> _WHAT IS EXPECTED_:
Every line containing the word "Тутаевский" needs to be found and copied.

(Records)

------------------------------------------------

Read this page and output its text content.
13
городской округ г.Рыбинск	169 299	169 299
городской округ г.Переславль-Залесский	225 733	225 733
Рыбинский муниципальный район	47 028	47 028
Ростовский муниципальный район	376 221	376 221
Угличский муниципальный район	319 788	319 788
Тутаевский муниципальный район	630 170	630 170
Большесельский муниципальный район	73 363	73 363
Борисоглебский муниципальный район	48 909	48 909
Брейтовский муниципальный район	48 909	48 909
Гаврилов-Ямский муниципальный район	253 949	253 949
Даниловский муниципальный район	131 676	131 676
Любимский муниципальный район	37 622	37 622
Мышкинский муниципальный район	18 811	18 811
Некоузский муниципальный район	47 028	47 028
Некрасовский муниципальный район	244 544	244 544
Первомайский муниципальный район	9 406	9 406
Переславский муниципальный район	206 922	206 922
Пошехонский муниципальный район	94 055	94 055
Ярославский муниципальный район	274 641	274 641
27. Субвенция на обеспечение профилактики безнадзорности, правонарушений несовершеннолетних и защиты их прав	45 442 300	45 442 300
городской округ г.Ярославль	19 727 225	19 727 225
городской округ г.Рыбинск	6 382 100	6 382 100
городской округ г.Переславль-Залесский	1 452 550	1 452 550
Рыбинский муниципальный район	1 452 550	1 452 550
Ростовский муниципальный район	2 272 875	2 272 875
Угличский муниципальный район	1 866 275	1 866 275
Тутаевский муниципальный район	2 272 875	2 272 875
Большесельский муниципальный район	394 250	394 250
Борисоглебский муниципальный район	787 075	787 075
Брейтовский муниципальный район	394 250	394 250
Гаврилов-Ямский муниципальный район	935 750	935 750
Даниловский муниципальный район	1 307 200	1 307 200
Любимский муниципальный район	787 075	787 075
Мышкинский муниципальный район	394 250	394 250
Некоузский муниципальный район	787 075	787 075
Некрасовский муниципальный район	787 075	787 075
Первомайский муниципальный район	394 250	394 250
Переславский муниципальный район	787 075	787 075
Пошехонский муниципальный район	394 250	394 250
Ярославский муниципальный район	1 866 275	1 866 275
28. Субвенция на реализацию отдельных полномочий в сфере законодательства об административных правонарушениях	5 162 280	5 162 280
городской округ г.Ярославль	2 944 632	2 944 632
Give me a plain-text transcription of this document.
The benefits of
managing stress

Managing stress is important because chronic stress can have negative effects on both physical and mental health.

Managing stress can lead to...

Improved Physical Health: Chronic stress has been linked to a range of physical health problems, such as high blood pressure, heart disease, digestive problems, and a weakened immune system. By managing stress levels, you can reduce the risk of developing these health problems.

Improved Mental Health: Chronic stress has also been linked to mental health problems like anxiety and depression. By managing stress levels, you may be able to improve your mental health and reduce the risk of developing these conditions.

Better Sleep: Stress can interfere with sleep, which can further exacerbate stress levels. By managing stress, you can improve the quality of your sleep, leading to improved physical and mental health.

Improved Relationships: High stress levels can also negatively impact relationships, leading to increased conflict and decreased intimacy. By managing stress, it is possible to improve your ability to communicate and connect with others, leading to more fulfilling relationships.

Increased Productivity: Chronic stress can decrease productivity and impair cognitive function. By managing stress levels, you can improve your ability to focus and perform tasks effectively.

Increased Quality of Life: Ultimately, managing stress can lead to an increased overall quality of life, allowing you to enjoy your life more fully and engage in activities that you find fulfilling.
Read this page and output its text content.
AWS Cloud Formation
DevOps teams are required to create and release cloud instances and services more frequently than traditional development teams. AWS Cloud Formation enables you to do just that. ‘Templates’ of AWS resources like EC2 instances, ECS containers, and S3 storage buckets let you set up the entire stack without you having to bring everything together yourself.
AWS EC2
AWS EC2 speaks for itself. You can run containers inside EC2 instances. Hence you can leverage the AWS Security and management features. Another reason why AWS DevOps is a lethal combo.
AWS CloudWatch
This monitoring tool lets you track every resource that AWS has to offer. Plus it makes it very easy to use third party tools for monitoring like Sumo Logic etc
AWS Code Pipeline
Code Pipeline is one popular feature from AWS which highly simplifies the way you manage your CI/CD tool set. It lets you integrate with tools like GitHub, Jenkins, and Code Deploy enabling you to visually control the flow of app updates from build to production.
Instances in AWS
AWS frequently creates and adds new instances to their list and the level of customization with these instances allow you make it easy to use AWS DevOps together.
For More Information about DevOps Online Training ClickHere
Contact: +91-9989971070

------------------------------------------------

> _THE COMPLETED TASK_:
Тутаевский муниципальный район	630 170	630 170
Тутаевский муниципальный район	2 272 875	2 272 875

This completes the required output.